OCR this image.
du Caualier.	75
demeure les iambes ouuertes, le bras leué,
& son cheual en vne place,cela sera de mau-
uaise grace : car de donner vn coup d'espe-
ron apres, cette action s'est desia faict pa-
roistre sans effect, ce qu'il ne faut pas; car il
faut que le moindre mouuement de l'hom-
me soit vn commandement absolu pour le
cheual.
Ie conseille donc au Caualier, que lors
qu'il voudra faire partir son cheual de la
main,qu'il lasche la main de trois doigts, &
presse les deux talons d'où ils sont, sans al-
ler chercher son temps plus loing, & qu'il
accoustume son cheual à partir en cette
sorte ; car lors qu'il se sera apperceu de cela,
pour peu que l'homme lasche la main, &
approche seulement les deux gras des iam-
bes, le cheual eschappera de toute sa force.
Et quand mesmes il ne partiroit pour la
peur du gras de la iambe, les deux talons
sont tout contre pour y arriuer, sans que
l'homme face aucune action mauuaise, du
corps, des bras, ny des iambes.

--

Identify each line of the material where the word "sans" shows up, and copy it.

■ Correct output
roistre sans effect, ce qu'il ne faut pas; car il
presse les deux talons d'où ils sont, sans al-
sont tout contre pour y arriuer, sans que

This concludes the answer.